Data entries
***
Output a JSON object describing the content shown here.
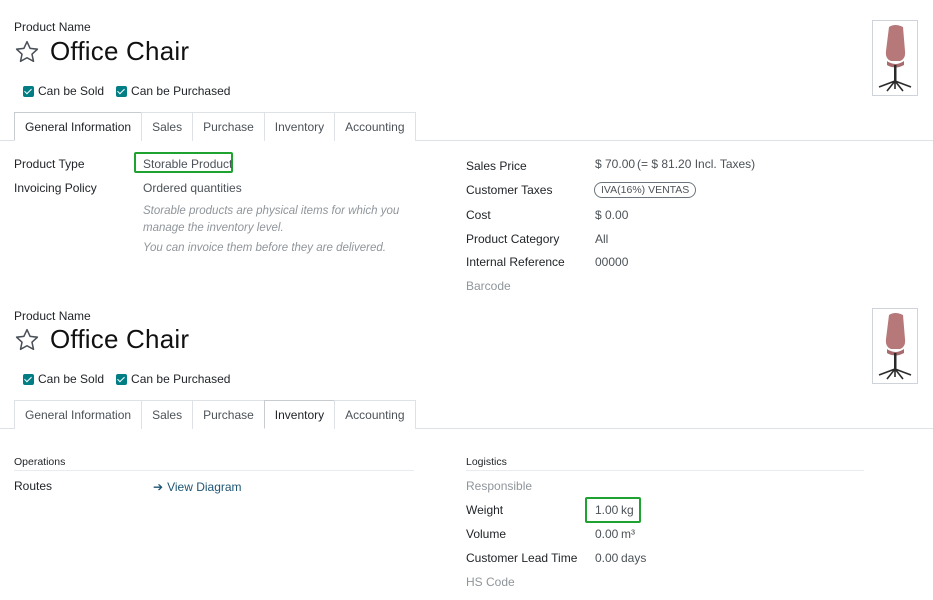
{
  "panels": [
    {
      "product_name_label": "Product Name",
      "title": "Office Chair",
      "checks": [
        "Can be Sold",
        "Can be Purchased"
      ],
      "tabs": [
        "General Information",
        "Sales",
        "Purchase",
        "Inventory",
        "Accounting"
      ],
      "active_tab": "General Information"
    },
    {
      "product_name_label": "Product Name",
      "title": "Office Chair",
      "checks": [
        "Can be Sold",
        "Can be Purchased"
      ],
      "tabs": [
        "General Information",
        "Sales",
        "Purchase",
        "Inventory",
        "Accounting"
      ],
      "active_tab": "Inventory"
    }
  ],
  "general": {
    "product_type_label": "Product Type",
    "product_type_value": "Storable Product",
    "invoicing_policy_label": "Invoicing Policy",
    "invoicing_policy_value": "Ordered quantities",
    "help_line1": "Storable products are physical items for which you",
    "help_line2": "manage the inventory level.",
    "help_line3": "You can invoice them before they are delivered.",
    "sales_price_label": "Sales Price",
    "sales_price_value": "$ 70.00",
    "sales_price_incl": "(= $ 81.20 Incl. Taxes)",
    "customer_taxes_label": "Customer Taxes",
    "customer_taxes_value": "IVA(16%) VENTAS",
    "cost_label": "Cost",
    "cost_value": "$ 0.00",
    "category_label": "Product Category",
    "category_value": "All",
    "internal_ref_label": "Internal Reference",
    "internal_ref_value": "00000",
    "barcode_label": "Barcode"
  },
  "inventory": {
    "operations_title": "Operations",
    "routes_label": "Routes",
    "view_diagram": "View Diagram",
    "logistics_title": "Logistics",
    "responsible_label": "Responsible",
    "weight_label": "Weight",
    "weight_value": "1.00",
    "weight_unit": "kg",
    "volume_label": "Volume",
    "volume_value": "0.00",
    "volume_unit": "m³",
    "lead_time_label": "Customer Lead Time",
    "lead_time_value": "0.00",
    "lead_time_unit": "days",
    "hs_code_label": "HS Code"
  },
  "colors": {
    "checkbox": "#017e84",
    "highlight": "#1fa330",
    "link": "#1e5573"
  }
}
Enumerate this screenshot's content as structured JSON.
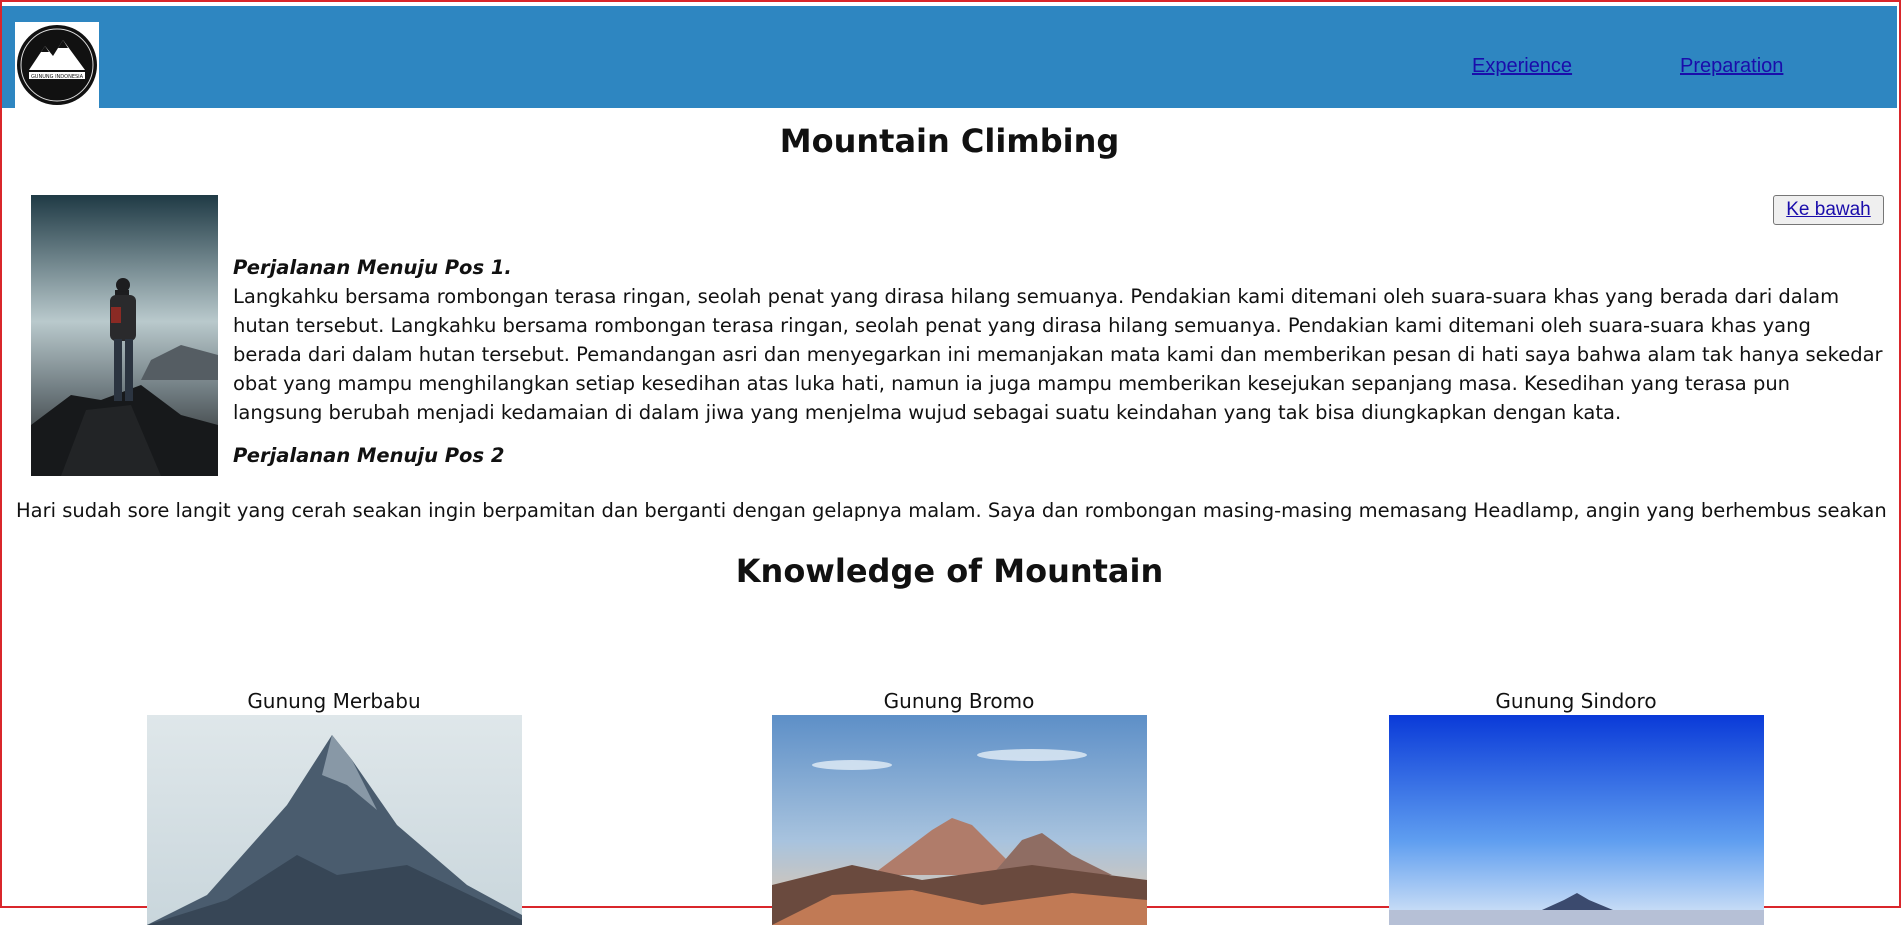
{
  "header": {
    "logo_text": "GUNUNG INDONESIA",
    "nav": [
      "Experience",
      "Preparation"
    ]
  },
  "main": {
    "title": "Mountain Climbing",
    "scroll_button": "Ke bawah",
    "section1_heading": "Perjalanan Menuju Pos 1.",
    "section1_text": "Langkahku bersama rombongan terasa ringan, seolah penat yang dirasa hilang semuanya. Pendakian kami ditemani oleh suara-suara khas yang berada dari dalam hutan tersebut. Langkahku bersama rombongan terasa ringan, seolah penat yang dirasa hilang semuanya. Pendakian kami ditemani oleh suara-suara khas yang berada dari dalam hutan tersebut. Pemandangan asri dan menyegarkan ini memanjakan mata kami dan memberikan pesan di hati saya bahwa alam tak hanya sekedar obat yang mampu menghilangkan setiap kesedihan atas luka hati, namun ia juga mampu memberikan kesejukan sepanjang masa. Kesedihan yang terasa pun langsung berubah menjadi kedamaian di dalam jiwa yang menjelma wujud sebagai suatu keindahan yang tak bisa diungkapkan dengan kata.",
    "section2_heading": "Perjalanan Menuju Pos 2",
    "section2_text": "Hari sudah sore langit yang cerah seakan ingin berpamitan dan berganti dengan gelapnya malam. Saya dan rombongan masing-masing memasang Headlamp, angin yang berhembus seakan"
  },
  "knowledge": {
    "title": "Knowledge of Mountain",
    "mountains": [
      "Gunung Merbabu",
      "Gunung Bromo",
      "Gunung Sindoro"
    ]
  }
}
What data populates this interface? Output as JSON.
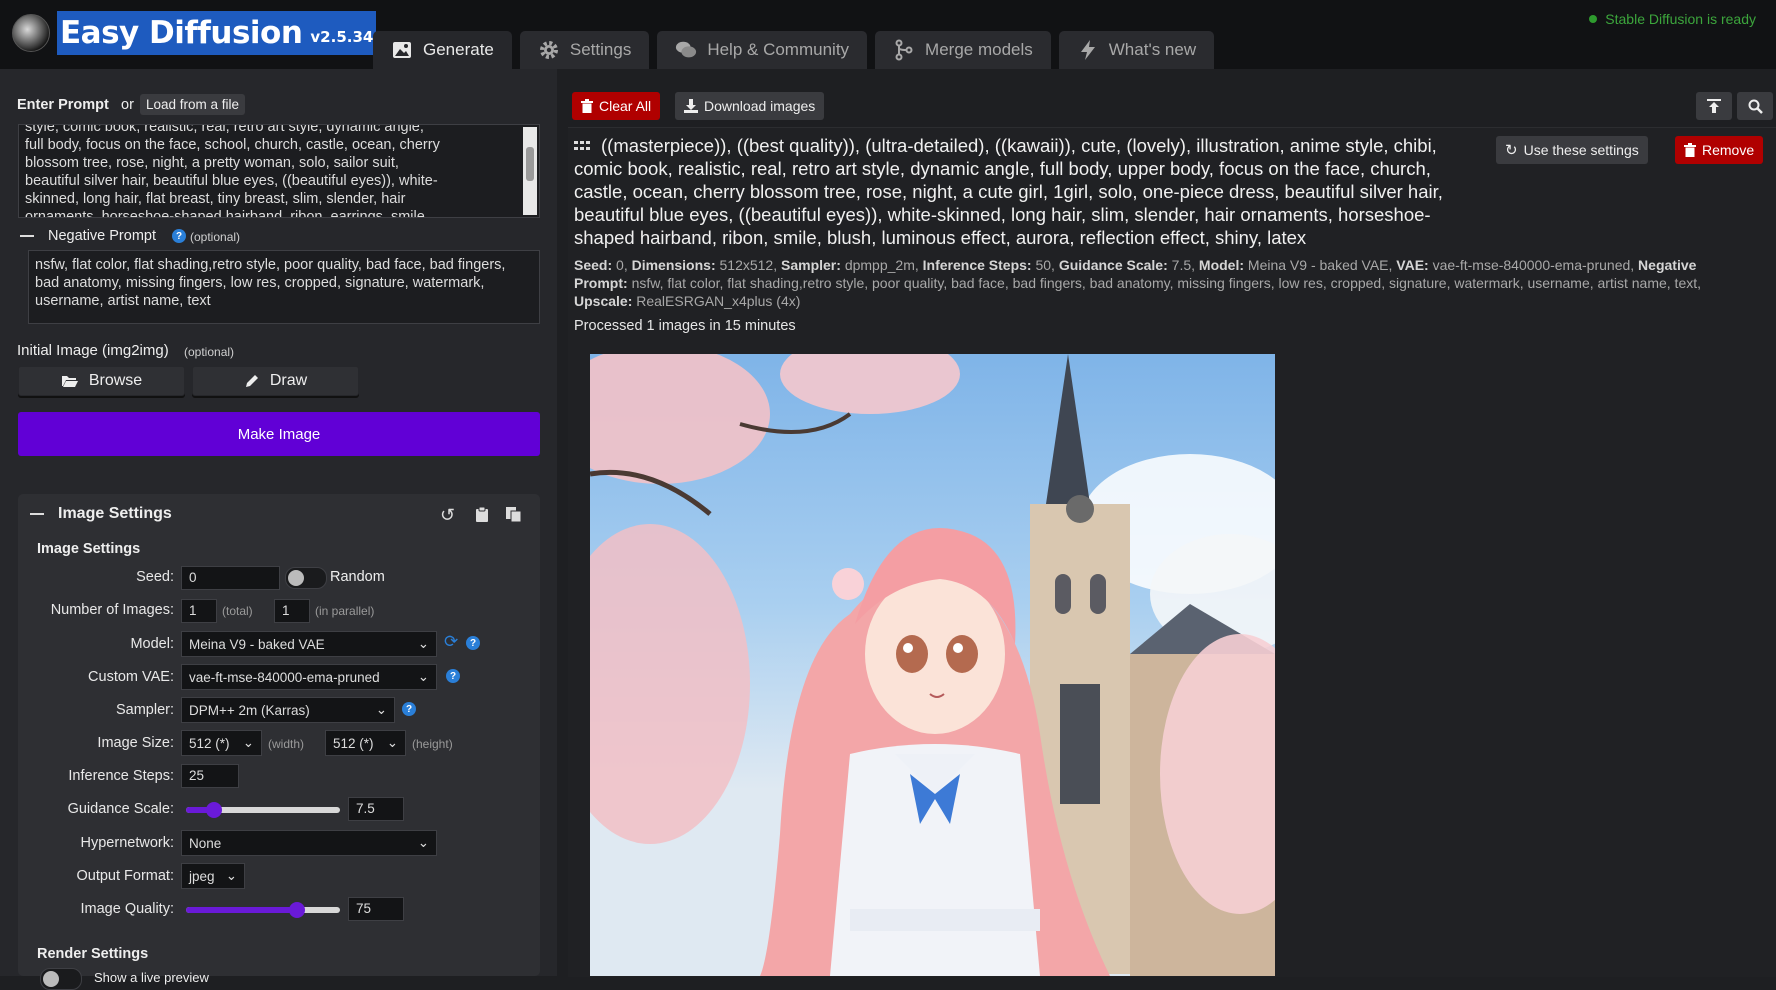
{
  "app": {
    "title": "Easy Diffusion",
    "version": "v2.5.34",
    "status": "Stable Diffusion is ready"
  },
  "tabs": [
    {
      "label": "Generate",
      "icon": "image-icon"
    },
    {
      "label": "Settings",
      "icon": "gear-icon"
    },
    {
      "label": "Help & Community",
      "icon": "comments-icon"
    },
    {
      "label": "Merge models",
      "icon": "merge-icon"
    },
    {
      "label": "What's new",
      "icon": "bolt-icon"
    }
  ],
  "prompt": {
    "label": "Enter Prompt",
    "or": "or",
    "load_file": "Load from a file",
    "lines": [
      "style, comic book, realistic, real, retro art style, dynamic angle,",
      "full body, focus on the face, school, church, castle, ocean, cherry",
      "blossom tree, rose, night, a pretty woman, solo, sailor suit,",
      "beautiful silver hair, beautiful blue eyes, ((beautiful eyes)), white-",
      "skinned, long hair, flat breast, tiny breast, slim, slender, hair",
      "ornaments, horseshoe-shaped hairband, ribon, earrings, smile,"
    ]
  },
  "negative": {
    "label": "Negative Prompt",
    "optional": "(optional)",
    "value": "nsfw, flat color, flat shading,retro style, poor quality, bad face, bad fingers, bad anatomy, missing fingers, low res, cropped, signature, watermark, username, artist name, text"
  },
  "initial_image": {
    "label": "Initial Image (img2img)",
    "optional": "(optional)",
    "browse": "Browse",
    "draw": "Draw"
  },
  "make_image": "Make Image",
  "image_settings": {
    "header": "Image Settings",
    "subheader": "Image Settings",
    "seed_label": "Seed:",
    "seed_value": "0",
    "random_label": "Random",
    "num_images_label": "Number of Images:",
    "num_total": "1",
    "total_hint": "(total)",
    "num_parallel": "1",
    "parallel_hint": "(in parallel)",
    "model_label": "Model:",
    "model_value": "Meina V9 - baked VAE",
    "vae_label": "Custom VAE:",
    "vae_value": "vae-ft-mse-840000-ema-pruned",
    "sampler_label": "Sampler:",
    "sampler_value": "DPM++ 2m (Karras)",
    "size_label": "Image Size:",
    "width_value": "512 (*)",
    "width_hint": "(width)",
    "height_value": "512 (*)",
    "height_hint": "(height)",
    "steps_label": "Inference Steps:",
    "steps_value": "25",
    "guidance_label": "Guidance Scale:",
    "guidance_value": "7.5",
    "guidance_fraction": 0.18,
    "hypernetwork_label": "Hypernetwork:",
    "hypernetwork_value": "None",
    "format_label": "Output Format:",
    "format_value": "jpeg",
    "quality_label": "Image Quality:",
    "quality_value": "75",
    "quality_fraction": 0.72,
    "render_header": "Render Settings",
    "render_partial": "Show a live preview"
  },
  "toolbar": {
    "clear_all": "Clear All",
    "download": "Download images"
  },
  "result": {
    "prompt": "((masterpiece)), ((best quality)), (ultra-detailed), ((kawaii)), cute, (lovely), illustration, anime style, chibi, comic book, realistic, real, retro art style, dynamic angle, full body, upper body, focus on the face, church, castle, ocean, cherry blossom tree, rose, night, a cute girl, 1girl, solo, one-piece dress, beautiful silver hair, beautiful blue eyes, ((beautiful eyes)), white-skinned, long hair, slim, slender, hair ornaments, horseshoe-shaped hairband, ribon, smile, blush, luminous effect, aurora, reflection effect, shiny, latex",
    "use_settings": "Use these settings",
    "remove": "Remove",
    "meta": {
      "seed_k": "Seed:",
      "seed_v": "0",
      "dim_k": "Dimensions:",
      "dim_v": "512x512",
      "sampler_k": "Sampler:",
      "sampler_v": "dpmpp_2m",
      "steps_k": "Inference Steps:",
      "steps_v": "50",
      "guidance_k": "Guidance Scale:",
      "guidance_v": "7.5",
      "model_k": "Model:",
      "model_v": "Meina V9 - baked VAE",
      "vae_k": "VAE:",
      "vae_v": "vae-ft-mse-840000-ema-pruned",
      "neg_k": "Negative Prompt:",
      "neg_v": "nsfw, flat color, flat shading,retro style, poor quality, bad face, bad fingers, bad anatomy, missing fingers, low res, cropped, signature, watermark, username, artist name, text",
      "upscale_k": "Upscale:",
      "upscale_v": "RealESRGAN_x4plus (4x)"
    },
    "processed": "Processed 1 images in 15 minutes"
  },
  "colors": {
    "accent": "#6100d6",
    "danger": "#b00000",
    "ready": "#3ca53c",
    "title_highlight": "#1e5bbf"
  }
}
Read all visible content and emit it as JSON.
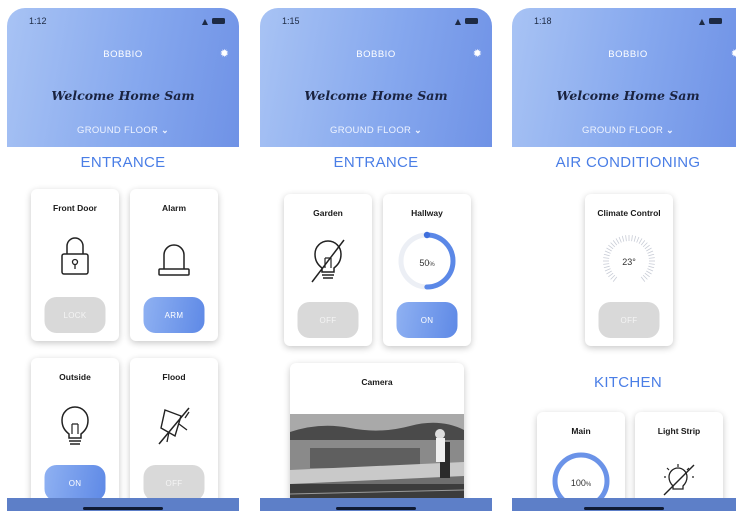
{
  "app": {
    "name": "BOBBIO",
    "welcome": "Welcome Home Sam",
    "floor": "GROUND FLOOR"
  },
  "screens": [
    {
      "time": "1:12",
      "section": "ENTRANCE",
      "cards": [
        {
          "title": "Front Door",
          "icon": "padlock-icon",
          "button": "LOCK",
          "state": "off"
        },
        {
          "title": "Alarm",
          "icon": "alarm-bell-icon",
          "button": "ARM",
          "state": "on"
        },
        {
          "title": "Outside",
          "icon": "light-bulb-icon",
          "button": "ON",
          "state": "on"
        },
        {
          "title": "Flood",
          "icon": "floodlight-off-icon",
          "button": "OFF",
          "state": "off"
        }
      ]
    },
    {
      "time": "1:15",
      "section": "ENTRANCE",
      "cards": [
        {
          "title": "Garden",
          "icon": "light-bulb-off-icon",
          "button": "OFF",
          "state": "off"
        },
        {
          "title": "Hallway",
          "icon": "dimmer-ring-icon",
          "dimmer": "50",
          "unit": "%",
          "level": 0.5,
          "button": "ON",
          "state": "on"
        },
        {
          "title": "Camera",
          "icon": "camera-feed-icon"
        }
      ]
    },
    {
      "time": "1:18",
      "section": "AIR CONDITIONING",
      "section2": "KITCHEN",
      "cards": [
        {
          "title": "Climate Control",
          "icon": "thermostat-dial-icon",
          "temperature": "23°",
          "button": "OFF",
          "state": "off"
        },
        {
          "title": "Main",
          "icon": "dimmer-ring-icon",
          "dimmer": "100",
          "unit": "%",
          "level": 1.0
        },
        {
          "title": "Light Strip",
          "icon": "light-strip-off-icon"
        }
      ]
    }
  ],
  "colors": {
    "accent": "#4a7ee6",
    "header_start": "#a8c3f4",
    "header_end": "#6f92e6",
    "button_on": "#6b93e8",
    "button_off": "#d9d9d9"
  }
}
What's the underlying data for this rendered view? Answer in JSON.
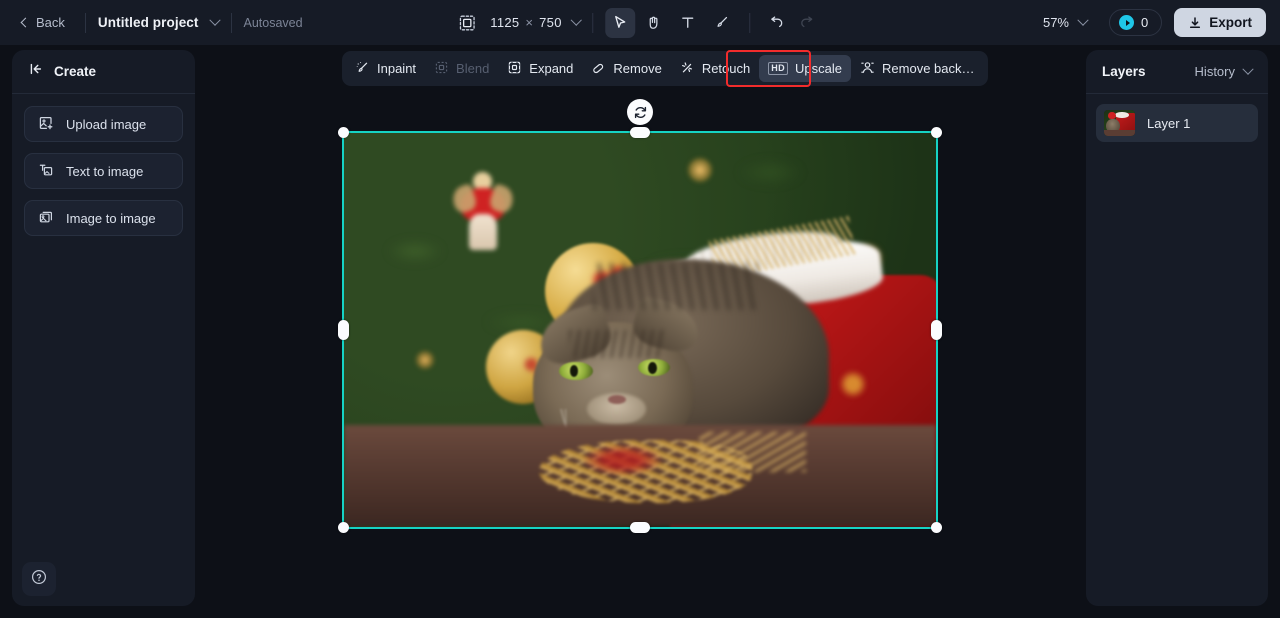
{
  "topbar": {
    "back_label": "Back",
    "project_name": "Untitled project",
    "autosave_label": "Autosaved",
    "canvas_size_icon": "canvas-size-icon",
    "dimensions": {
      "width": "1125",
      "separator": "×",
      "height": "750"
    },
    "tools": [
      {
        "name": "select-tool",
        "icon": "cursor-arrow-icon",
        "active": true
      },
      {
        "name": "hand-tool",
        "icon": "hand-icon",
        "active": false
      },
      {
        "name": "text-tool",
        "icon": "text-t-icon",
        "active": false
      },
      {
        "name": "brush-tool",
        "icon": "brush-icon",
        "active": false
      }
    ],
    "undo_icon": "undo-arrow-icon",
    "redo_icon": "redo-arrow-icon",
    "zoom_level": "57%",
    "credits_count": "0",
    "export_label": "Export"
  },
  "sidebar": {
    "title": "Create",
    "collapse_icon": "collapse-panel-icon",
    "items": [
      {
        "label": "Upload image",
        "icon": "upload-image-icon"
      },
      {
        "label": "Text to image",
        "icon": "text-to-image-icon"
      },
      {
        "label": "Image to image",
        "icon": "image-to-image-icon"
      }
    ],
    "help_icon": "help-circle-icon"
  },
  "edit_toolbar": {
    "items": [
      {
        "label": "Inpaint",
        "icon": "inpaint-icon",
        "state": "normal"
      },
      {
        "label": "Blend",
        "icon": "blend-icon",
        "state": "disabled"
      },
      {
        "label": "Expand",
        "icon": "expand-icon",
        "state": "normal"
      },
      {
        "label": "Remove",
        "icon": "eraser-icon",
        "state": "normal"
      },
      {
        "label": "Retouch",
        "icon": "retouch-wand-icon",
        "state": "normal"
      },
      {
        "label": "Upscale",
        "icon": "hd-badge-icon",
        "state": "selected",
        "badge": "HD"
      },
      {
        "label": "Remove back…",
        "icon": "remove-background-icon",
        "state": "normal"
      }
    ],
    "highlight_color": "#f22c2c",
    "highlighted_item": "Upscale"
  },
  "canvas": {
    "selection_color": "#16d3c4",
    "rotate_handle_icon": "rotate-icon",
    "image_alt": "Tabby cat beside a red Santa sack in front of a Christmas tree"
  },
  "right_panel": {
    "title": "Layers",
    "history_label": "History",
    "history_caret_icon": "chevron-down-icon",
    "layers": [
      {
        "name": "Layer 1",
        "thumb": "layer-thumbnail"
      }
    ]
  }
}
***
PROBLEM REQUIREMENTS ▸ Locate the string "What" in the listing above and copy every line where it occurs.

IN RESPONSE ▸
What data populates this interface? Output as JSON.
      "label": "What's new",
What's the underlying data for this rendered view? Answer in JSON.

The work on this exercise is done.